• [Entries shown]
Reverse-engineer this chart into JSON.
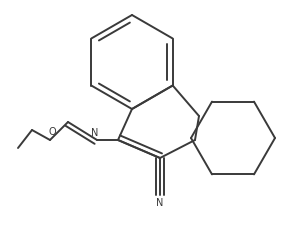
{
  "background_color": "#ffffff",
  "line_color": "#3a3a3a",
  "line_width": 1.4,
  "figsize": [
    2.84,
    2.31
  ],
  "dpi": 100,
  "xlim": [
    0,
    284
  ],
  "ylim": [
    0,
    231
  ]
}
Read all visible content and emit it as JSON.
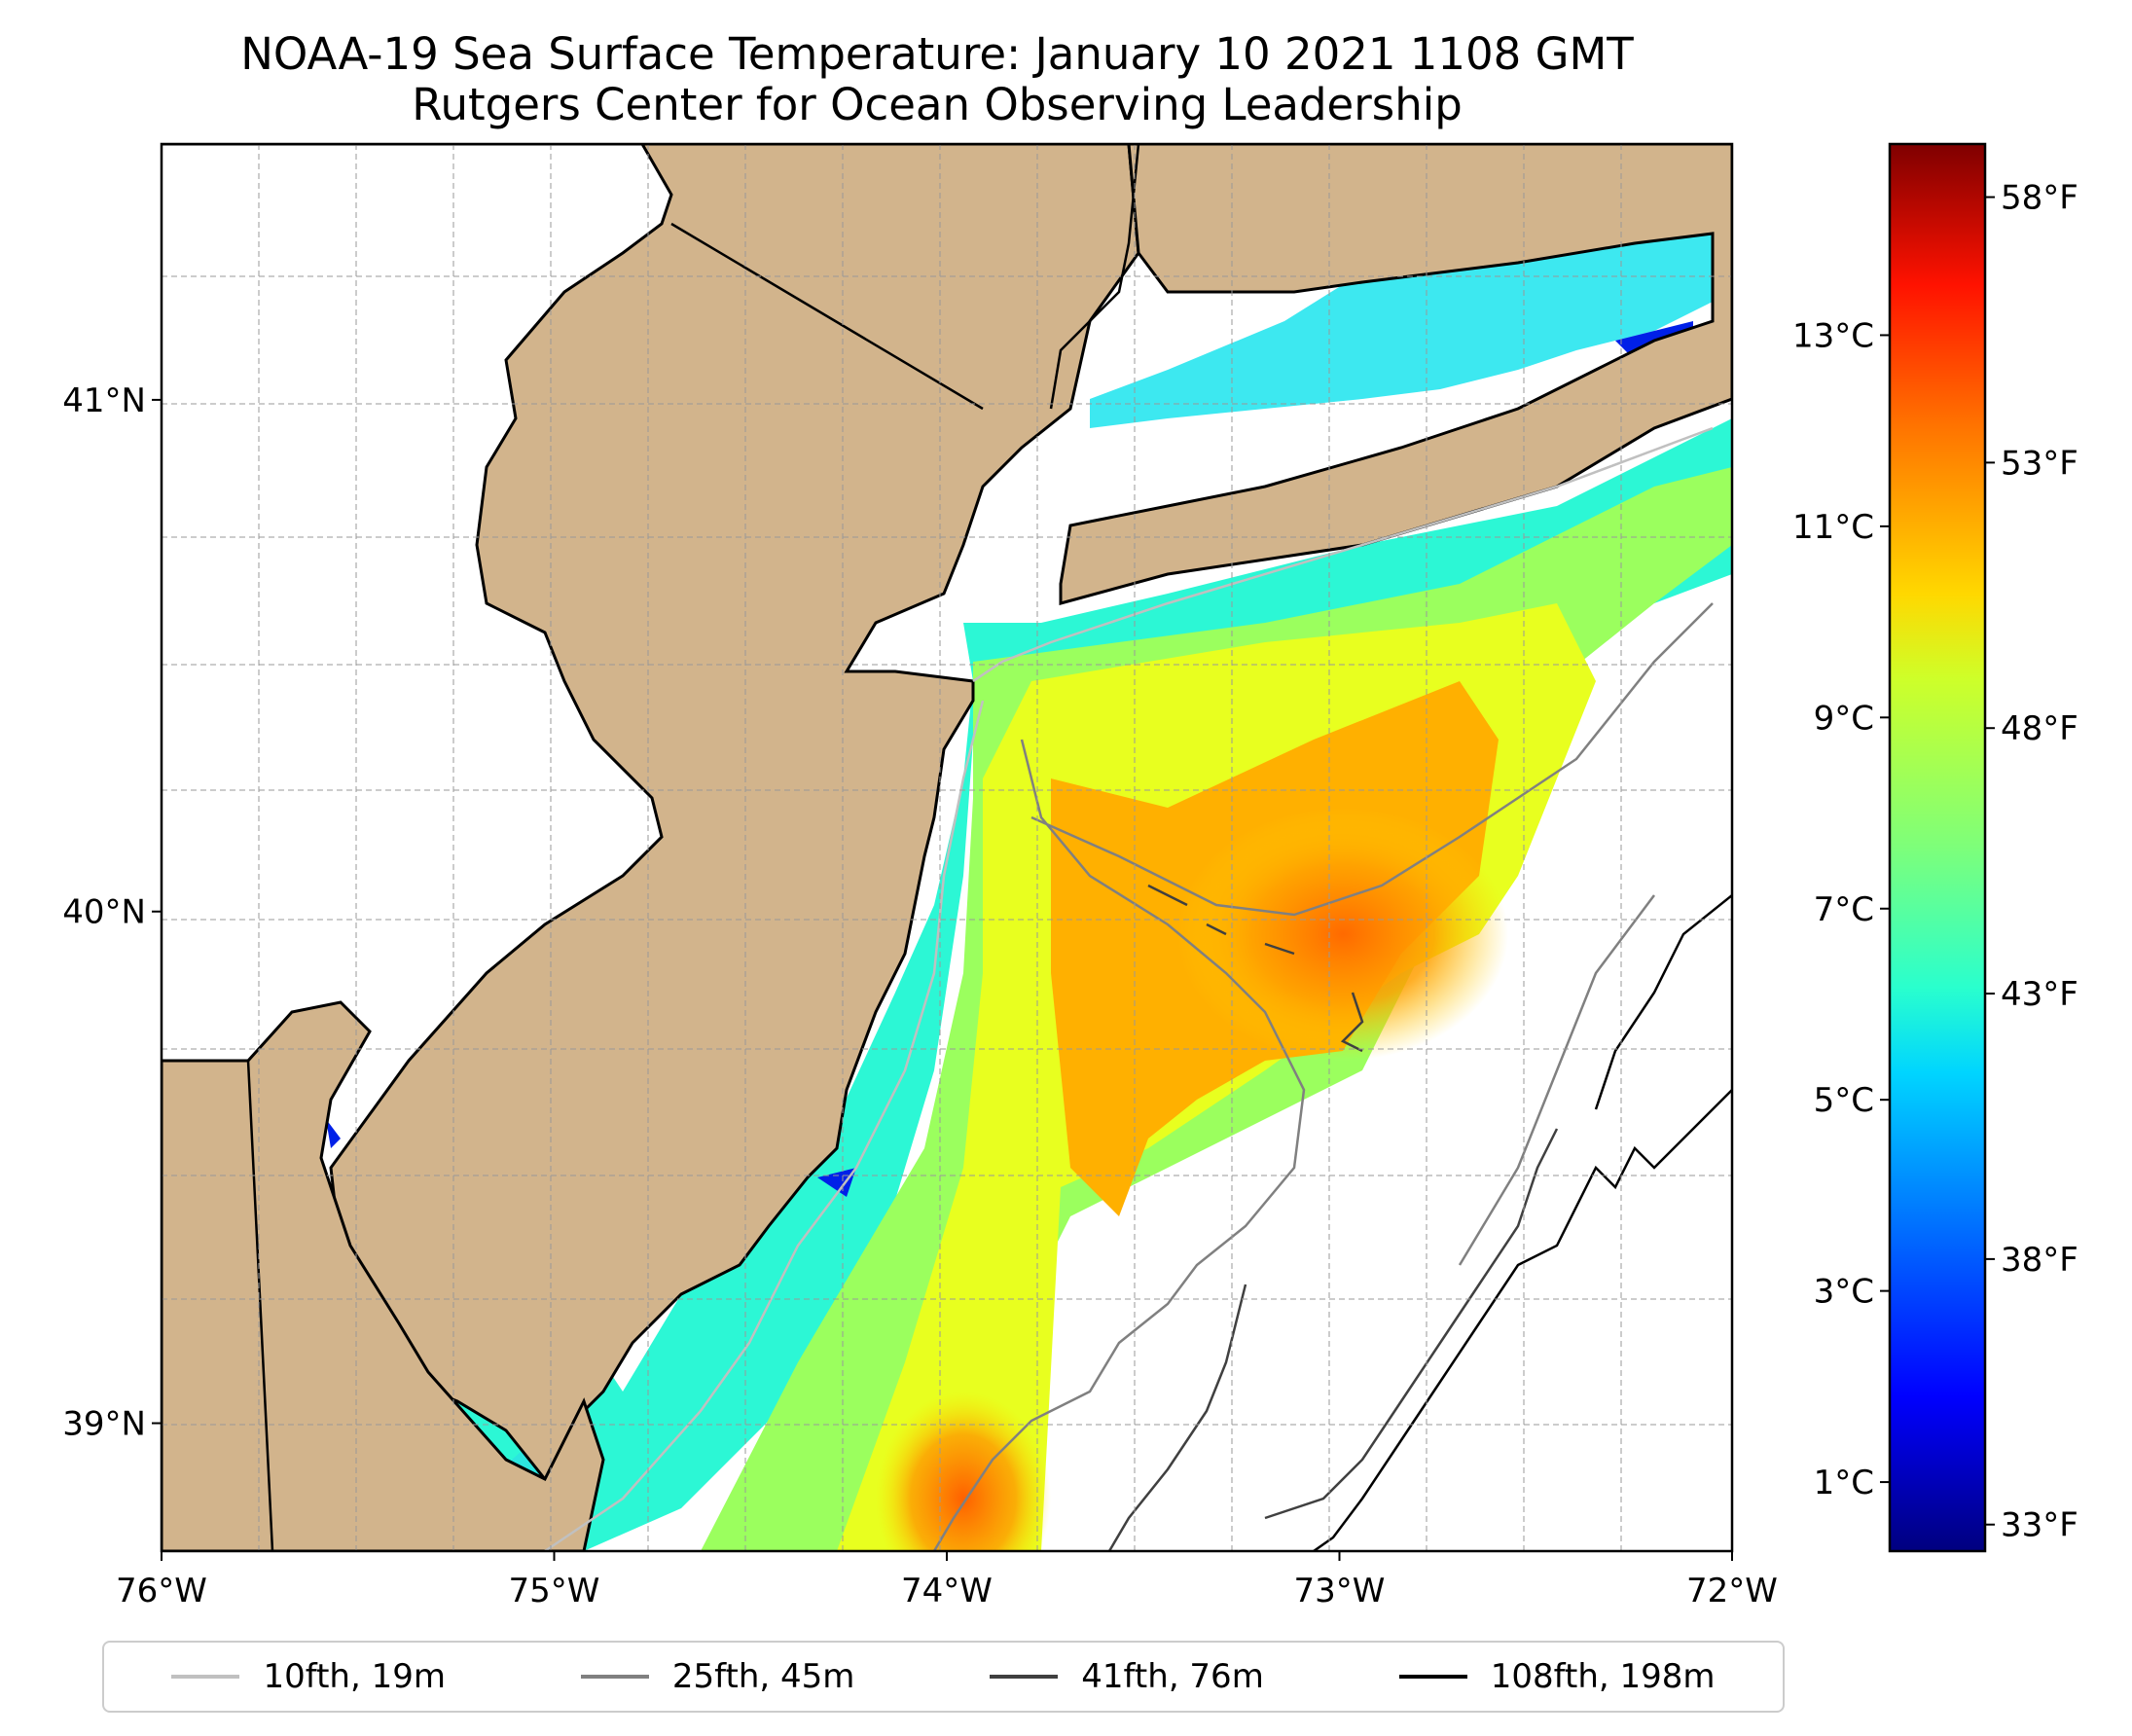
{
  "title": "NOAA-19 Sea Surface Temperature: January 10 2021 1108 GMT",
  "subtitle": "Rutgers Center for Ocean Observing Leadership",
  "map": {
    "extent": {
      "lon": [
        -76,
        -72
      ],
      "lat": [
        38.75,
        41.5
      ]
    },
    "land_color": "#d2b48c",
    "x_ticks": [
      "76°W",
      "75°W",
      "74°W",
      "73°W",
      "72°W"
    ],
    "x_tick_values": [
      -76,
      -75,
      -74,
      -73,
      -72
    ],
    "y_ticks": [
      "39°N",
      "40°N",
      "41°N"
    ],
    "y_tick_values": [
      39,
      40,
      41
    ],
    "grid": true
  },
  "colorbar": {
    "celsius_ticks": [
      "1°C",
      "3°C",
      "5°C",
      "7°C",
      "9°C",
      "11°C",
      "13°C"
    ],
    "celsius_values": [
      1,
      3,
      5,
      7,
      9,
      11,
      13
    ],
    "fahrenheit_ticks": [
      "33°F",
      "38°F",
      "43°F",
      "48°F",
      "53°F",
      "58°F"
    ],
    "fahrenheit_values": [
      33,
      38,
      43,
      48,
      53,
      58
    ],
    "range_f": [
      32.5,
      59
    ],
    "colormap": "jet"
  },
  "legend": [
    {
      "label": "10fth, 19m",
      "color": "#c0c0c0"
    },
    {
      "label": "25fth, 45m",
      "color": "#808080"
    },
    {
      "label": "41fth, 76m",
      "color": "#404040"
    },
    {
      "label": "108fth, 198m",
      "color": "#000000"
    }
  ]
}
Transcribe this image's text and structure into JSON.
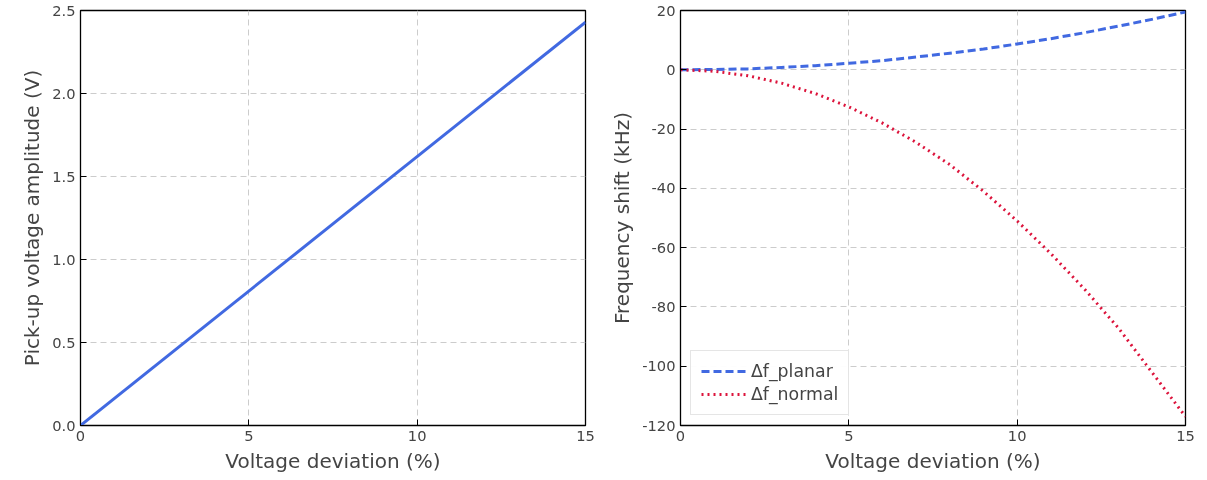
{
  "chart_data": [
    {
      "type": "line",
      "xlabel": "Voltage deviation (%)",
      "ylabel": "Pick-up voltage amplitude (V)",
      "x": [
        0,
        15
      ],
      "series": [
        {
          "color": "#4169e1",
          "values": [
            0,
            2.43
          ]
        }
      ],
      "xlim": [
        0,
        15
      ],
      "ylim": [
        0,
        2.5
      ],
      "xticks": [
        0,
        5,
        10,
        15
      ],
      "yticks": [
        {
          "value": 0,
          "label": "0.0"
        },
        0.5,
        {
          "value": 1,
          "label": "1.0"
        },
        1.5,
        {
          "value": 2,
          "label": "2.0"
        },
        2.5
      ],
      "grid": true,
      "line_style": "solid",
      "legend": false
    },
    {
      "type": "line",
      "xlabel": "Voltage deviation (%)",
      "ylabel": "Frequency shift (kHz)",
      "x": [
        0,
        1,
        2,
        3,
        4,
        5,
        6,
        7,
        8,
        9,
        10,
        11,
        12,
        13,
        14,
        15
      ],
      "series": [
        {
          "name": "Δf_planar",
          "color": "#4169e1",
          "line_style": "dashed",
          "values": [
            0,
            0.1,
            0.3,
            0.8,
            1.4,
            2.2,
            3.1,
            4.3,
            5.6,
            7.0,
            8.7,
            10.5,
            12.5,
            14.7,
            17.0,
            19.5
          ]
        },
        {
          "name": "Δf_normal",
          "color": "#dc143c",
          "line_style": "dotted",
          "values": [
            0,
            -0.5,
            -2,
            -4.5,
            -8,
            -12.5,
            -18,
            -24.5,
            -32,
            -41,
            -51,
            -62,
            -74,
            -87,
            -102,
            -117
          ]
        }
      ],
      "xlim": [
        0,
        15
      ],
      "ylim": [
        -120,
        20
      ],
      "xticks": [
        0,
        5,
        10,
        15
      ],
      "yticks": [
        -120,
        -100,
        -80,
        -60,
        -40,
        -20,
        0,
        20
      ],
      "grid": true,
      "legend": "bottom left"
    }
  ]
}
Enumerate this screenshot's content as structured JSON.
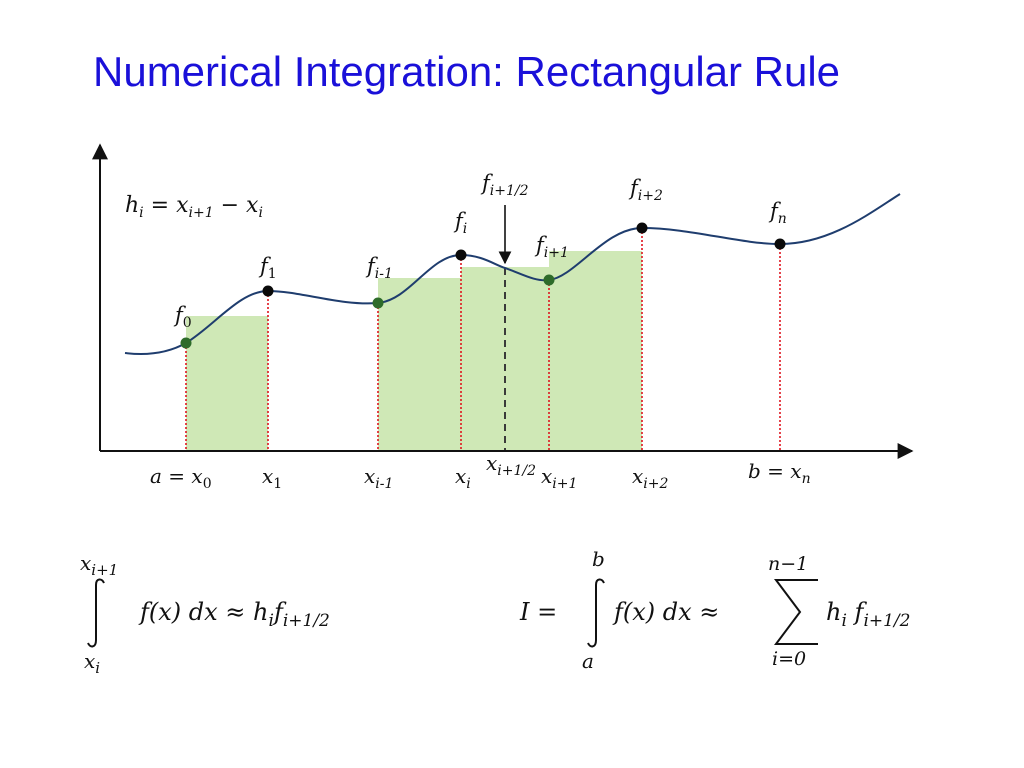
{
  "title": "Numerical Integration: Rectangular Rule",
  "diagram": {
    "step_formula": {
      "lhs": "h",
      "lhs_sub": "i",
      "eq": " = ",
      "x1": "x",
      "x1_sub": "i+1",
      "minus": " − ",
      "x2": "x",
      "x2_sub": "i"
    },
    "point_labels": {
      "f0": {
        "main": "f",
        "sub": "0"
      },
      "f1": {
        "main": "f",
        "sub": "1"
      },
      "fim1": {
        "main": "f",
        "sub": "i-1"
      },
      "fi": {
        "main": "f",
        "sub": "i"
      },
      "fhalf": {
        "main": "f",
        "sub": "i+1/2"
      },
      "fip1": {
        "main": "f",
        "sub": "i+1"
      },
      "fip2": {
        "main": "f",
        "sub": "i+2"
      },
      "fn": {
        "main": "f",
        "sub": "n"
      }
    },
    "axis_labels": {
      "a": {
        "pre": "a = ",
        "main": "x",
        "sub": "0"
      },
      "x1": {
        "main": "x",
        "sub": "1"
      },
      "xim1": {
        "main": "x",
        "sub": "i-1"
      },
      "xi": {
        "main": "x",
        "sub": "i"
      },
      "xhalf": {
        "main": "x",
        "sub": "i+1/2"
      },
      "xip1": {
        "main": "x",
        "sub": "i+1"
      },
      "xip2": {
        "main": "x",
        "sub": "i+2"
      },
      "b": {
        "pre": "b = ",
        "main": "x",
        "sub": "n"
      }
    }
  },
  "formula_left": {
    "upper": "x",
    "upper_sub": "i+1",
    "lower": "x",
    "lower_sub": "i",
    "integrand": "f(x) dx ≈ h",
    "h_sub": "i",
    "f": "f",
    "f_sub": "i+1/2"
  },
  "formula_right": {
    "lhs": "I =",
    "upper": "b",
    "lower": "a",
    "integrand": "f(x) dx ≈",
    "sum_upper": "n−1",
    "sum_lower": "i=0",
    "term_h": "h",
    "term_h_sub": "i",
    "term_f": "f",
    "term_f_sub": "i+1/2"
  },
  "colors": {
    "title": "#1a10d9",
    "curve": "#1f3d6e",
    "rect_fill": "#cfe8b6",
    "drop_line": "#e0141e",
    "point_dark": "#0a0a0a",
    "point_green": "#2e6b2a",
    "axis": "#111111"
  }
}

• [Problem]
Give back the whole listing as it stands, minus its pictures.

• [Answer for this exercise]
Reverse-engineer this chart into JSON.
{
  "background_color": "#ffffff",
  "line_color": "#3a3a3a",
  "line_width": 1.4,
  "figsize": [
    2.84,
    2.31
  ],
  "dpi": 100,
  "xlim": [
    0,
    284
  ],
  "ylim": [
    0,
    231
  ]
}
Read all visible content and emit it as JSON.
{
  "title": "NOAA-19 Sea Surface Temperature: January 10 2021 1108 GMT",
  "subtitle": "Rutgers Center for Ocean Observing Leadership",
  "map": {
    "extent": {
      "lon": [
        -76,
        -72
      ],
      "lat": [
        38.75,
        41.5
      ]
    },
    "land_color": "#d2b48c",
    "x_ticks": [
      "76°W",
      "75°W",
      "74°W",
      "73°W",
      "72°W"
    ],
    "x_tick_values": [
      -76,
      -75,
      -74,
      -73,
      -72
    ],
    "y_ticks": [
      "39°N",
      "40°N",
      "41°N"
    ],
    "y_tick_values": [
      39,
      40,
      41
    ],
    "grid": true
  },
  "colorbar": {
    "celsius_ticks": [
      "1°C",
      "3°C",
      "5°C",
      "7°C",
      "9°C",
      "11°C",
      "13°C"
    ],
    "celsius_values": [
      1,
      3,
      5,
      7,
      9,
      11,
      13
    ],
    "fahrenheit_ticks": [
      "33°F",
      "38°F",
      "43°F",
      "48°F",
      "53°F",
      "58°F"
    ],
    "fahrenheit_values": [
      33,
      38,
      43,
      48,
      53,
      58
    ],
    "range_f": [
      32.5,
      59
    ],
    "colormap": "jet"
  },
  "legend": [
    {
      "label": "10fth, 19m",
      "color": "#c0c0c0"
    },
    {
      "label": "25fth, 45m",
      "color": "#808080"
    },
    {
      "label": "41fth, 76m",
      "color": "#404040"
    },
    {
      "label": "108fth, 198m",
      "color": "#000000"
    }
  ]
}
Transcribe this image's text and structure into JSON.
{
  "chart_data": [
    {
      "type": "line",
      "xlabel": "Voltage deviation (%)",
      "ylabel": "Pick-up voltage amplitude (V)",
      "x": [
        0,
        15
      ],
      "series": [
        {
          "color": "#4169e1",
          "values": [
            0,
            2.43
          ]
        }
      ],
      "xlim": [
        0,
        15
      ],
      "ylim": [
        0,
        2.5
      ],
      "xticks": [
        0,
        5,
        10,
        15
      ],
      "yticks": [
        {
          "value": 0,
          "label": "0.0"
        },
        0.5,
        {
          "value": 1,
          "label": "1.0"
        },
        1.5,
        {
          "value": 2,
          "label": "2.0"
        },
        2.5
      ],
      "grid": true,
      "line_style": "solid",
      "legend": false
    },
    {
      "type": "line",
      "xlabel": "Voltage deviation (%)",
      "ylabel": "Frequency shift (kHz)",
      "x": [
        0,
        1,
        2,
        3,
        4,
        5,
        6,
        7,
        8,
        9,
        10,
        11,
        12,
        13,
        14,
        15
      ],
      "series": [
        {
          "name": "Δf_planar",
          "color": "#4169e1",
          "line_style": "dashed",
          "values": [
            0,
            0.1,
            0.3,
            0.8,
            1.4,
            2.2,
            3.1,
            4.3,
            5.6,
            7.0,
            8.7,
            10.5,
            12.5,
            14.7,
            17.0,
            19.5
          ]
        },
        {
          "name": "Δf_normal",
          "color": "#dc143c",
          "line_style": "dotted",
          "values": [
            0,
            -0.5,
            -2,
            -4.5,
            -8,
            -12.5,
            -18,
            -24.5,
            -32,
            -41,
            -51,
            -62,
            -74,
            -87,
            -102,
            -117
          ]
        }
      ],
      "xlim": [
        0,
        15
      ],
      "ylim": [
        -120,
        20
      ],
      "xticks": [
        0,
        5,
        10,
        15
      ],
      "yticks": [
        -120,
        -100,
        -80,
        -60,
        -40,
        -20,
        0,
        20
      ],
      "grid": true,
      "legend": "bottom left"
    }
  ]
}
Enumerate this screenshot's content as structured JSON.
{
  "title": "Numerical Integration: Rectangular Rule",
  "diagram": {
    "step_formula": {
      "lhs": "h",
      "lhs_sub": "i",
      "eq": " = ",
      "x1": "x",
      "x1_sub": "i+1",
      "minus": " − ",
      "x2": "x",
      "x2_sub": "i"
    },
    "point_labels": {
      "f0": {
        "main": "f",
        "sub": "0"
      },
      "f1": {
        "main": "f",
        "sub": "1"
      },
      "fim1": {
        "main": "f",
        "sub": "i-1"
      },
      "fi": {
        "main": "f",
        "sub": "i"
      },
      "fhalf": {
        "main": "f",
        "sub": "i+1/2"
      },
      "fip1": {
        "main": "f",
        "sub": "i+1"
      },
      "fip2": {
        "main": "f",
        "sub": "i+2"
      },
      "fn": {
        "main": "f",
        "sub": "n"
      }
    },
    "axis_labels": {
      "a": {
        "pre": "a = ",
        "main": "x",
        "sub": "0"
      },
      "x1": {
        "main": "x",
        "sub": "1"
      },
      "xim1": {
        "main": "x",
        "sub": "i-1"
      },
      "xi": {
        "main": "x",
        "sub": "i"
      },
      "xhalf": {
        "main": "x",
        "sub": "i+1/2"
      },
      "xip1": {
        "main": "x",
        "sub": "i+1"
      },
      "xip2": {
        "main": "x",
        "sub": "i+2"
      },
      "b": {
        "pre": "b = ",
        "main": "x",
        "sub": "n"
      }
    }
  },
  "formula_left": {
    "upper": "x",
    "upper_sub": "i+1",
    "lower": "x",
    "lower_sub": "i",
    "integrand": "f(x) dx ≈ h",
    "h_sub": "i",
    "f": "f",
    "f_sub": "i+1/2"
  },
  "formula_right": {
    "lhs": "I =",
    "upper": "b",
    "lower": "a",
    "integrand": "f(x) dx ≈",
    "sum_upper": "n−1",
    "sum_lower": "i=0",
    "term_h": "h",
    "term_h_sub": "i",
    "term_f": "f",
    "term_f_sub": "i+1/2"
  },
  "colors": {
    "title": "#1a10d9",
    "curve": "#1f3d6e",
    "rect_fill": "#cfe8b6",
    "drop_line": "#e0141e",
    "point_dark": "#0a0a0a",
    "point_green": "#2e6b2a",
    "axis": "#111111"
  }
}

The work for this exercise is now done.